TO DO: Select every line holding the word "semi" and copy it.
BEGIN DATA PROVIDED
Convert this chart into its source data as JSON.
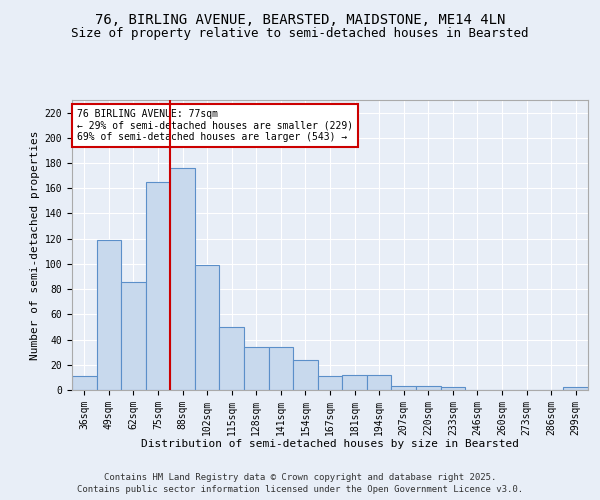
{
  "title1": "76, BIRLING AVENUE, BEARSTED, MAIDSTONE, ME14 4LN",
  "title2": "Size of property relative to semi-detached houses in Bearsted",
  "xlabel": "Distribution of semi-detached houses by size in Bearsted",
  "ylabel": "Number of semi-detached properties",
  "categories": [
    "36sqm",
    "49sqm",
    "62sqm",
    "75sqm",
    "88sqm",
    "102sqm",
    "115sqm",
    "128sqm",
    "141sqm",
    "154sqm",
    "167sqm",
    "181sqm",
    "194sqm",
    "207sqm",
    "220sqm",
    "233sqm",
    "246sqm",
    "260sqm",
    "273sqm",
    "286sqm",
    "299sqm"
  ],
  "values": [
    11,
    119,
    86,
    165,
    176,
    99,
    50,
    34,
    34,
    24,
    11,
    12,
    12,
    3,
    3,
    2,
    0,
    0,
    0,
    0,
    2
  ],
  "bar_color": "#c8d9ed",
  "bar_edge_color": "#5b8fc9",
  "vline_color": "#cc0000",
  "vline_x": 3.5,
  "annotation_line1": "76 BIRLING AVENUE: 77sqm",
  "annotation_line2": "← 29% of semi-detached houses are smaller (229)",
  "annotation_line3": "69% of semi-detached houses are larger (543) →",
  "annotation_box_color": "#ffffff",
  "annotation_box_edge": "#cc0000",
  "ylim": [
    0,
    230
  ],
  "yticks": [
    0,
    20,
    40,
    60,
    80,
    100,
    120,
    140,
    160,
    180,
    200,
    220
  ],
  "background_color": "#e8eef7",
  "grid_color": "#ffffff",
  "footer1": "Contains HM Land Registry data © Crown copyright and database right 2025.",
  "footer2": "Contains public sector information licensed under the Open Government Licence v3.0.",
  "title1_fontsize": 10,
  "title2_fontsize": 9,
  "annotation_fontsize": 7,
  "axis_fontsize": 7,
  "xlabel_fontsize": 8,
  "ylabel_fontsize": 8,
  "footer_fontsize": 6.5
}
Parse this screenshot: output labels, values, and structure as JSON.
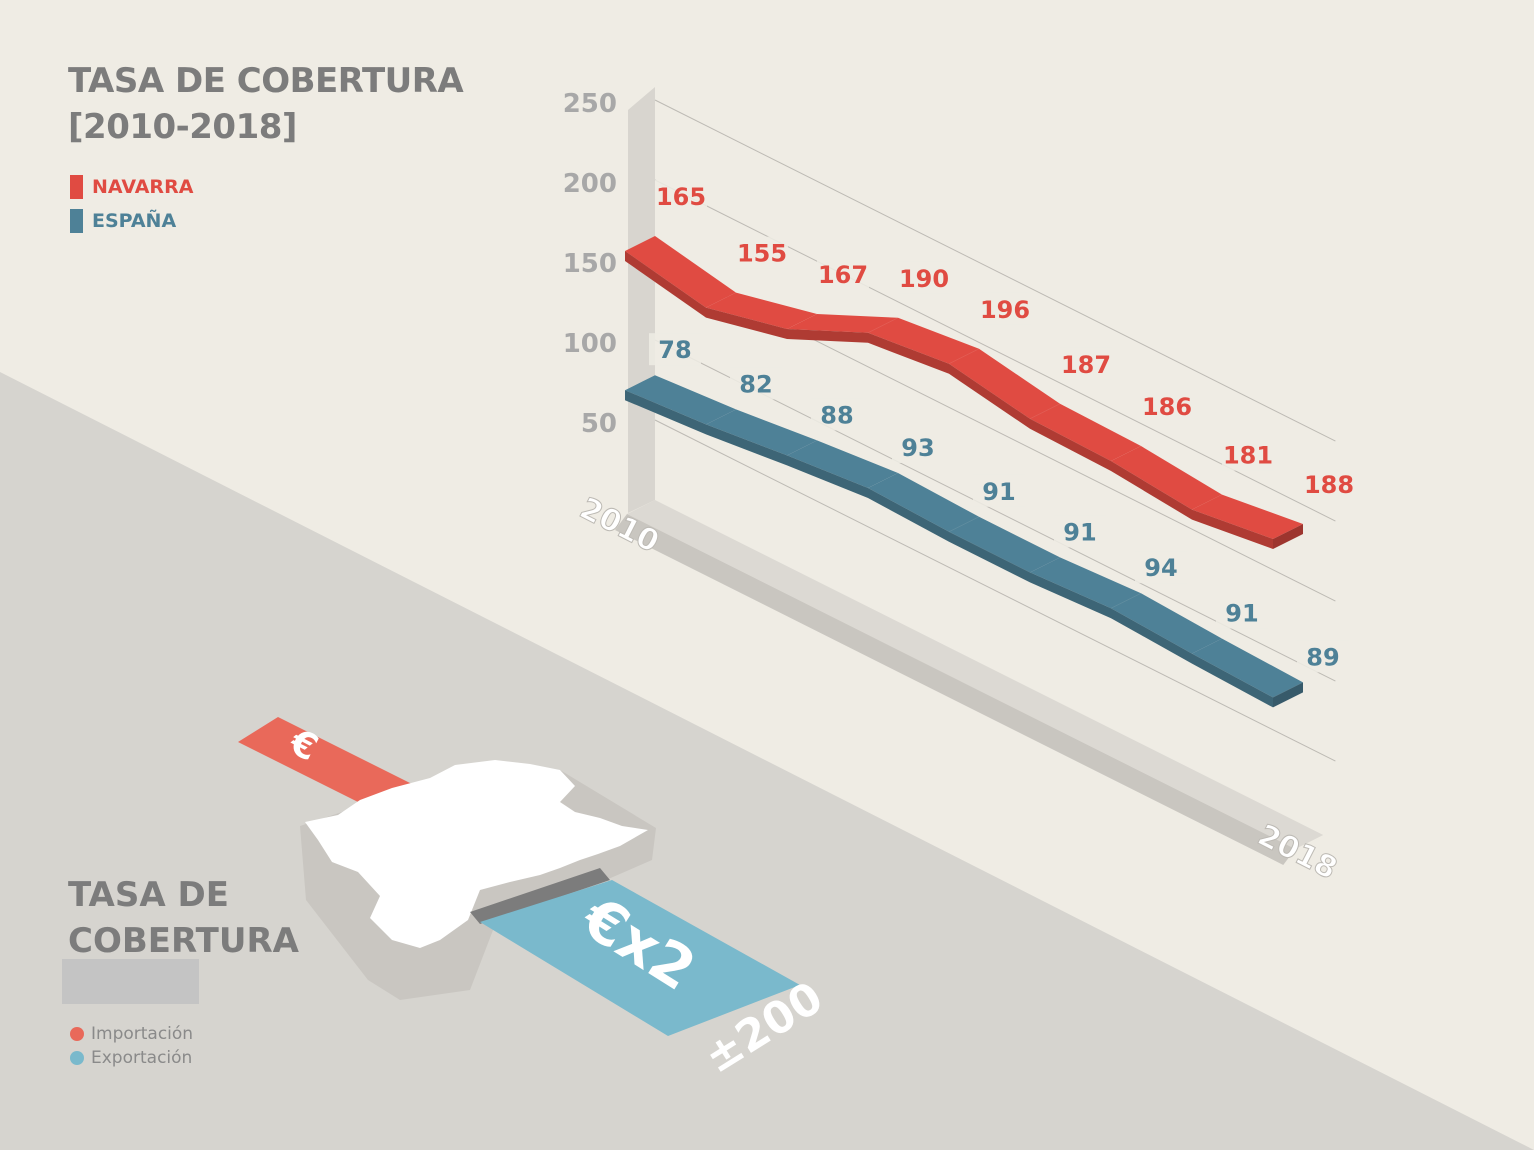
{
  "colors": {
    "navarra": "#e04b42",
    "espana": "#4e8197",
    "importacion": "#e9695a",
    "exportacion": "#7ab9cc",
    "axis_text": "#a8a8a8",
    "title": "#7c7c7c"
  },
  "header": {
    "title_line1": "TASA DE COBERTURA",
    "title_line2": "[2010-2018]"
  },
  "legend": {
    "items": [
      {
        "label": "NAVARRA",
        "color": "#e04b42"
      },
      {
        "label": "ESPAÑA",
        "color": "#4e8197"
      }
    ]
  },
  "chart_data": {
    "type": "line",
    "title": "TASA DE COBERTURA [2010-2018]",
    "x": [
      2010,
      2011,
      2012,
      2013,
      2014,
      2015,
      2016,
      2017,
      2018
    ],
    "x_tick_labels": [
      "2010",
      "2018"
    ],
    "y_ticks": [
      50,
      100,
      150,
      200,
      250
    ],
    "ylim": [
      0,
      250
    ],
    "grid": true,
    "legend_position": "top-left",
    "series": [
      {
        "name": "NAVARRA",
        "color": "#e04b42",
        "values": [
          165,
          155,
          167,
          190,
          196,
          187,
          186,
          181,
          188
        ]
      },
      {
        "name": "ESPAÑA",
        "color": "#4e8197",
        "values": [
          78,
          82,
          88,
          93,
          91,
          91,
          94,
          91,
          89
        ]
      }
    ]
  },
  "bottom": {
    "title_line1": "TASA DE",
    "title_line2": "COBERTURA",
    "euro_symbol": "€",
    "multiplier": "€x2",
    "approx": "±200",
    "legend": [
      {
        "label": "Importación",
        "color": "#e9695a"
      },
      {
        "label": "Exportación",
        "color": "#7ab9cc"
      }
    ]
  }
}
END DATA PROVIDED
TASK ANSWER:
  "title2": "Size of property relative to semi-detached houses in Bearsted",
  "xlabel": "Distribution of semi-detached houses by size in Bearsted",
  "ylabel": "Number of semi-detached properties",
  "annotation_line2": "← 29% of semi-detached houses are smaller (229)",
  "annotation_line3": "69% of semi-detached houses are larger (543) →",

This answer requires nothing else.